=== Stored data ===
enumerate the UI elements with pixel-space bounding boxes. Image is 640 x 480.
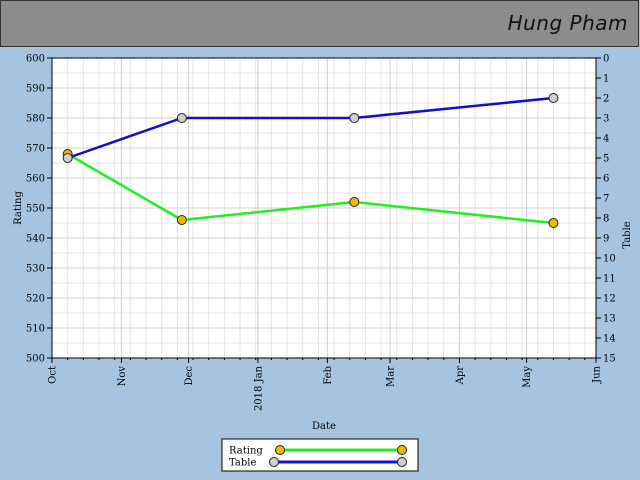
- legend-box: [221, 438, 419, 472]
- data-point-table: [548, 93, 559, 103]
- y-left-tick-label: 530: [26, 264, 45, 275]
- data-point-rating: [548, 218, 559, 228]
- x-tick-label: Nov: [117, 366, 128, 387]
- y-left-tick-label: 520: [26, 294, 45, 305]
- series-line-table: [67, 96, 554, 160]
- data-point-table: [349, 113, 360, 123]
- y-left-tick-label: 510: [26, 324, 45, 335]
- data-point-table: [62, 153, 73, 163]
- y-left-tick-label: 540: [26, 234, 45, 245]
- y-right-tick-label: 15: [603, 354, 616, 365]
- x-tick-label: Jun: [592, 365, 603, 383]
- x-axis-title: Date: [312, 421, 336, 432]
- legend-marker-rating: [397, 445, 407, 455]
- x-tick-label: Oct: [48, 366, 59, 384]
- y-right-tick-label: 14: [603, 334, 616, 345]
- x-tick-label: Mar: [386, 366, 397, 387]
- x-tick-label: Feb: [323, 366, 334, 385]
- data-point-rating: [349, 197, 360, 207]
- y-right-tick-label: 6: [603, 174, 609, 185]
- y-left-tick-label: 590: [26, 84, 45, 95]
- y-left-tick-label: 500: [26, 354, 45, 365]
- y-left-tick-label: 550: [26, 204, 45, 215]
- legend-label-table: Table: [229, 458, 256, 469]
- y-right-tick-label: 2: [603, 94, 609, 105]
- header-bar: Hung Pham: [0, 0, 639, 47]
- y-left-tick-label: 570: [26, 144, 45, 155]
- y-right-axis-title: Table: [622, 221, 633, 248]
- y-right-tick-label: 11: [603, 274, 616, 285]
- y-left-tick-label: 580: [26, 114, 45, 125]
- y-left-tick-label: 600: [26, 54, 45, 65]
- data-point-table: [176, 113, 187, 123]
- legend-marker-table: [397, 457, 407, 467]
- series-line-rating: [67, 152, 554, 225]
- data-point-rating: [176, 215, 187, 225]
- y-right-tick-label: 4: [603, 134, 609, 145]
- x-tick-label: 2018 Jan: [253, 365, 264, 411]
- y-right-tick-label: 13: [603, 314, 616, 325]
- legend-marker-table: [269, 457, 279, 467]
- y-right-tick-label: 12: [603, 294, 616, 305]
- y-right-tick-label: 7: [603, 194, 609, 205]
- y-right-tick-label: 1: [603, 74, 609, 85]
- legend-marker-rating: [275, 445, 285, 455]
- y-left-axis-title: Rating: [13, 191, 24, 225]
- y-left-tick-label: 560: [26, 174, 45, 185]
- x-tick-label: May: [522, 366, 533, 388]
- y-right-tick-label: 5: [603, 154, 609, 165]
- legend-label-rating: Rating: [229, 446, 263, 457]
- y-right-tick-label: 0: [603, 54, 609, 65]
- y-right-tick-label: 8: [603, 214, 609, 225]
- player-name: Hung Pham: [507, 11, 628, 35]
- y-right-tick-label: 3: [603, 114, 609, 125]
- x-tick-label: Apr: [455, 366, 466, 386]
- y-right-tick-label: 9: [603, 234, 609, 245]
- x-tick-label: Dec: [184, 366, 195, 386]
- y-right-tick-label: 10: [603, 254, 616, 265]
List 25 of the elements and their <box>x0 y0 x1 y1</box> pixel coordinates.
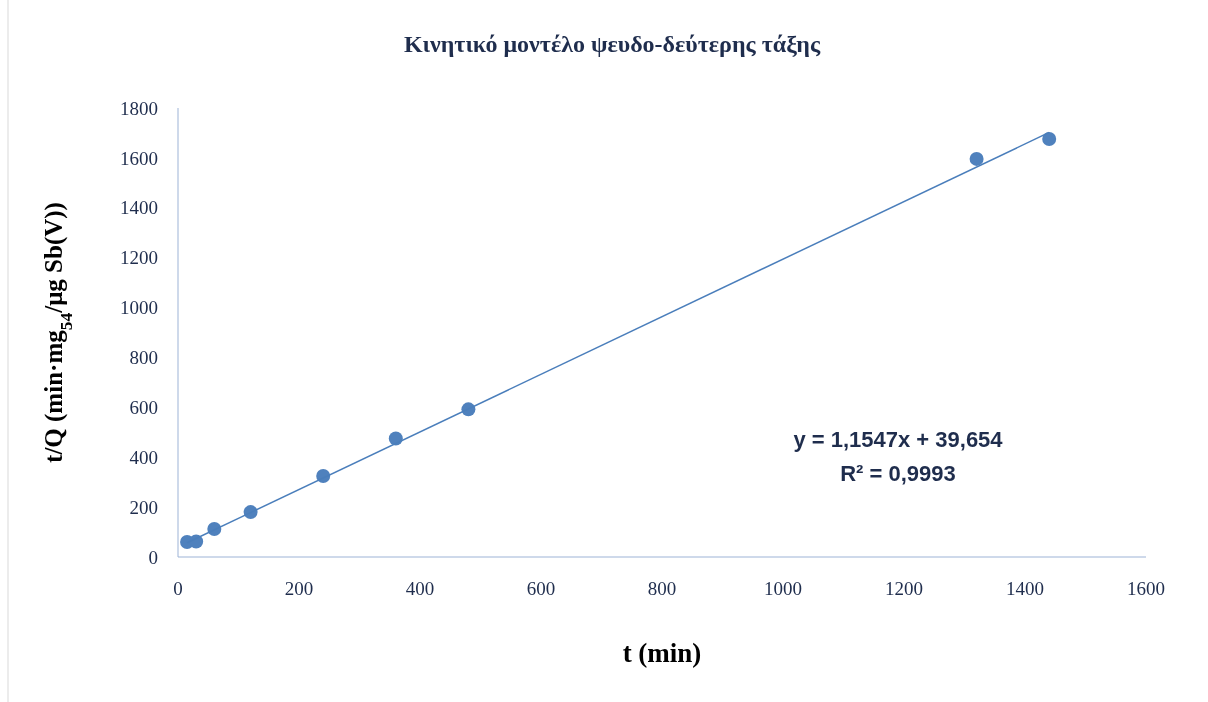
y-tick-label: 0 <box>148 546 158 568</box>
x-tick-label: 800 <box>647 578 677 599</box>
y-tick-label: 1800 <box>120 97 158 119</box>
x-tick-label: 400 <box>405 578 435 599</box>
x-axis-title: t (min) <box>622 638 702 668</box>
point <box>1042 131 1057 146</box>
y-tick-label: 200 <box>129 496 158 518</box>
annotation: y = 1,1547x + 39,654 <box>793 427 1004 452</box>
x-tick-label: 1200 <box>885 578 923 599</box>
x-tick-label: 1400 <box>1006 578 1044 599</box>
chart-title: Κινητικό μοντέλο ψευδο-δεύτερης τάξης <box>403 31 821 57</box>
x-tick-label: 600 <box>526 578 556 599</box>
annotation: R² = 0,9993 <box>840 461 956 486</box>
x-tick-label: 1000 <box>764 578 802 599</box>
y-tick-label: 1200 <box>120 247 158 269</box>
x-tick-label: 200 <box>284 578 314 599</box>
y-tick-label: 1600 <box>120 147 158 169</box>
point <box>969 151 984 166</box>
y-tick-label: 400 <box>129 446 158 468</box>
y-tick-label: 800 <box>129 347 158 369</box>
y-tick-label: 600 <box>129 396 158 418</box>
x-tick-label: 1600 <box>1127 578 1165 599</box>
y-tick-label: 1400 <box>120 197 158 219</box>
y-tick-label: 1000 <box>120 297 158 319</box>
x-tick-label: 0 <box>173 578 183 599</box>
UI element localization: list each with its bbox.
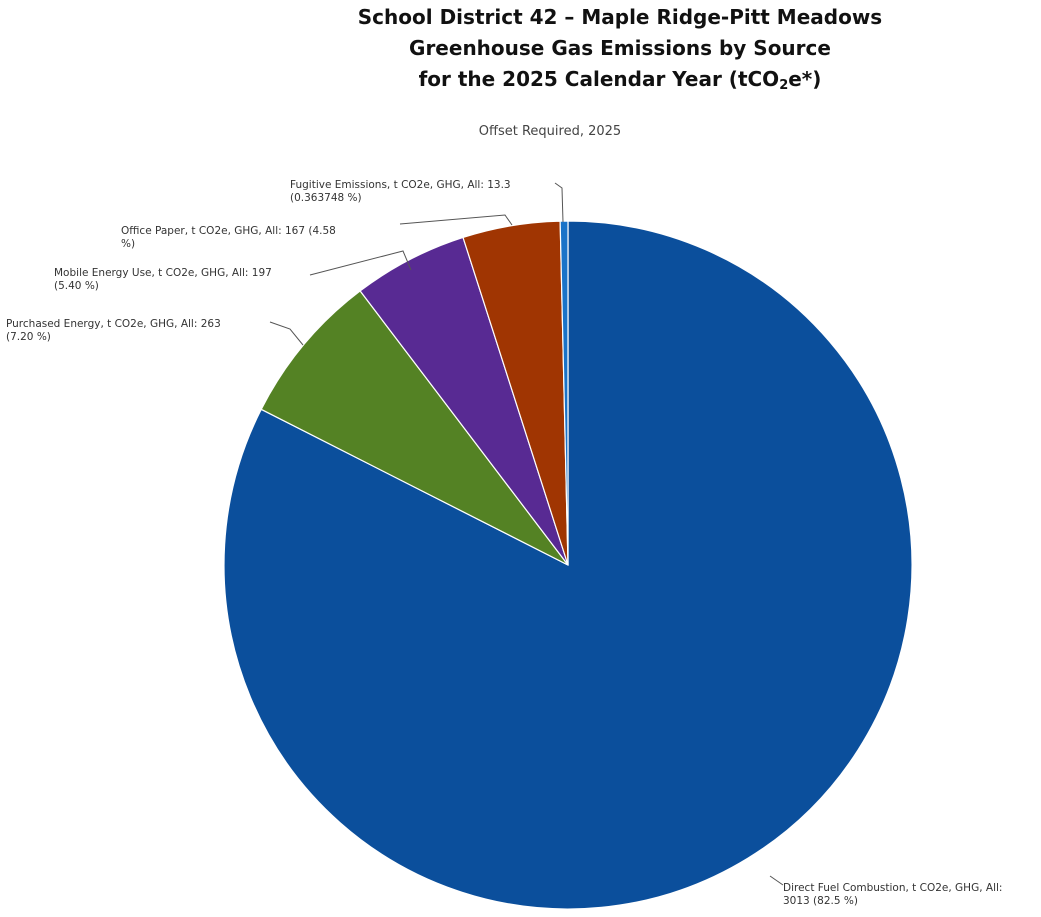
title-line-3-subscript: 2 bbox=[779, 78, 789, 93]
slice-label-fugitive-emissions: Fugitive Emissions, t CO2e, GHG, All: 13… bbox=[290, 179, 511, 204]
slice-label-line: Purchased Energy, t CO2e, GHG, All: 263 bbox=[6, 318, 221, 330]
slice-label-line: (0.363748 %) bbox=[290, 192, 362, 204]
title-line-3-prefix: for the 2025 Calendar Year (tCO bbox=[418, 67, 780, 91]
slice-label-office-paper: Office Paper, t CO2e, GHG, All: 167 (4.5… bbox=[121, 225, 336, 250]
leader-line-purchased-energy bbox=[269, 321, 304, 346]
slice-label-line: Office Paper, t CO2e, GHG, All: 167 (4.5… bbox=[121, 225, 336, 237]
slice-label-line: Mobile Energy Use, t CO2e, GHG, All: 197 bbox=[54, 267, 272, 279]
slice-label-purchased-energy: Purchased Energy, t CO2e, GHG, All: 263(… bbox=[6, 318, 221, 343]
chart-title: School District 42 – Maple Ridge-Pitt Me… bbox=[210, 2, 1030, 95]
pie-slice-fugitive-emissions bbox=[559, 220, 569, 566]
slice-label-direct-fuel-combustion: Direct Fuel Combustion, t CO2e, GHG, All… bbox=[783, 882, 1002, 907]
title-line-2: Greenhouse Gas Emissions by Source bbox=[409, 36, 831, 60]
slice-label-line: Fugitive Emissions, t CO2e, GHG, All: 13… bbox=[290, 179, 511, 191]
leader-line-fugitive-emissions bbox=[554, 182, 564, 223]
slice-label-line: Direct Fuel Combustion, t CO2e, GHG, All… bbox=[783, 882, 1002, 894]
title-line-3: for the 2025 Calendar Year (tCO2e*) bbox=[210, 64, 1030, 95]
title-line-1: School District 42 – Maple Ridge-Pitt Me… bbox=[357, 5, 883, 29]
slice-label-line: %) bbox=[121, 238, 135, 250]
slice-label-line: 3013 (82.5 %) bbox=[783, 895, 858, 907]
chart-subtitle: Offset Required, 2025 bbox=[478, 124, 622, 139]
slice-label-line: (7.20 %) bbox=[6, 331, 51, 343]
leader-line-mobile-energy-use bbox=[309, 250, 412, 276]
leader-line-direct-fuel-combustion bbox=[769, 875, 784, 886]
label-leader-lines bbox=[269, 182, 784, 886]
pie-slices bbox=[223, 220, 913, 910]
title-line-3-suffix: e*) bbox=[788, 67, 822, 91]
pie-slice-purchased-energy bbox=[260, 290, 569, 566]
leader-line-office-paper bbox=[399, 214, 513, 226]
slice-label-line: (5.40 %) bbox=[54, 280, 99, 292]
slice-label-mobile-energy-use: Mobile Energy Use, t CO2e, GHG, All: 197… bbox=[54, 267, 272, 292]
slice-labels: Direct Fuel Combustion, t CO2e, GHG, All… bbox=[6, 179, 1002, 907]
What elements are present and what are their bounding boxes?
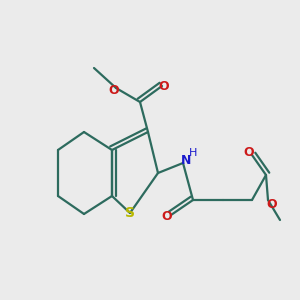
Text: O: O bbox=[267, 197, 277, 211]
Text: S: S bbox=[125, 206, 135, 220]
Text: O: O bbox=[162, 211, 172, 224]
Text: O: O bbox=[109, 83, 119, 97]
Text: N: N bbox=[181, 154, 191, 166]
Text: H: H bbox=[189, 148, 197, 158]
Text: O: O bbox=[159, 80, 169, 92]
Text: O: O bbox=[244, 146, 254, 160]
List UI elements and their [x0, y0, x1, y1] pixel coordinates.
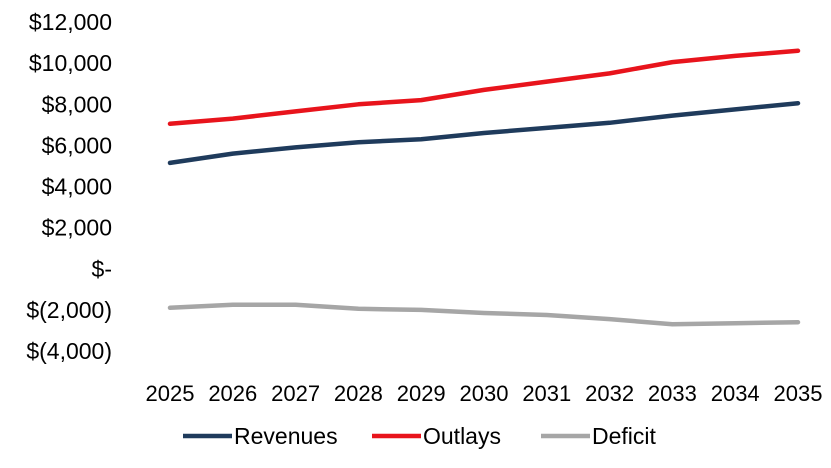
series-line-revenues	[167, 100, 801, 166]
y-tick-label: $(2,000)	[26, 297, 112, 323]
y-tick-label: $(4,000)	[26, 338, 112, 364]
legend-item-deficit: Deficit	[541, 423, 657, 449]
series-line-deficit	[167, 302, 801, 327]
x-tick-label: 2027	[271, 381, 320, 406]
x-tick-label: 2029	[397, 381, 446, 406]
x-tick-label: 2026	[208, 381, 257, 406]
legend-label: Outlays	[423, 423, 501, 449]
y-tick-label: $2,000	[42, 215, 112, 241]
x-tick-label: 2033	[648, 381, 697, 406]
y-tick-label: $6,000	[42, 132, 112, 158]
series-line-outlays	[167, 48, 801, 127]
y-tick-label: $12,000	[29, 9, 112, 35]
x-tick-label: 2031	[522, 381, 571, 406]
x-tick-label: 2032	[585, 381, 634, 406]
y-tick-label: $-	[92, 256, 112, 282]
x-tick-label: 2034	[711, 381, 760, 406]
x-tick-label: 2030	[460, 381, 509, 406]
legend-item-outlays: Outlays	[372, 423, 501, 449]
y-axis-tick-labels: $12,000 $10,000 $8,000 $6,000 $4,000 $2,000 $-…	[26, 9, 112, 364]
x-tick-label: 2028	[334, 381, 383, 406]
legend-item-revenues: Revenues	[183, 423, 338, 449]
x-tick-label: 2025	[146, 381, 195, 406]
y-tick-label: $8,000	[42, 91, 112, 117]
legend-label: Deficit	[592, 423, 657, 449]
y-tick-label: $10,000	[29, 50, 112, 76]
legend: Revenues Outlays Deficit	[183, 423, 657, 449]
y-tick-label: $4,000	[42, 174, 112, 200]
legend-label: Revenues	[234, 423, 338, 449]
x-tick-label: 2035	[774, 381, 823, 406]
x-axis-tick-labels: 2025 2026 2027 2028 2029 2030 2031 2032 2033 2034…	[146, 381, 823, 406]
series-lines	[167, 48, 801, 327]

=== Instructions for the task ===
Rewrite the material starting at the line that contains "title-line-3-subscript: 2 bbox=[779, 78, 789, 93]" and ending at the line that contains "leader-line-purchased-energy bbox=[269, 321, 304, 346]", swapping "Calendar Year" for "Fiscal Year" and keeping everything else the same.

=== The answer ===
title-line-3-subscript: 2 bbox=[779, 78, 789, 93]
slice-label-fugitive-emissions: Fugitive Emissions, t CO2e, GHG, All: 13… bbox=[290, 179, 511, 204]
slice-label-line: Purchased Energy, t CO2e, GHG, All: 263 bbox=[6, 318, 221, 330]
slice-label-line: (0.363748 %) bbox=[290, 192, 362, 204]
title-line-3-prefix: for the 2025 Fiscal Year (tCO bbox=[418, 67, 780, 91]
slice-label-office-paper: Office Paper, t CO2e, GHG, All: 167 (4.5… bbox=[121, 225, 336, 250]
leader-line-purchased-energy bbox=[269, 321, 304, 346]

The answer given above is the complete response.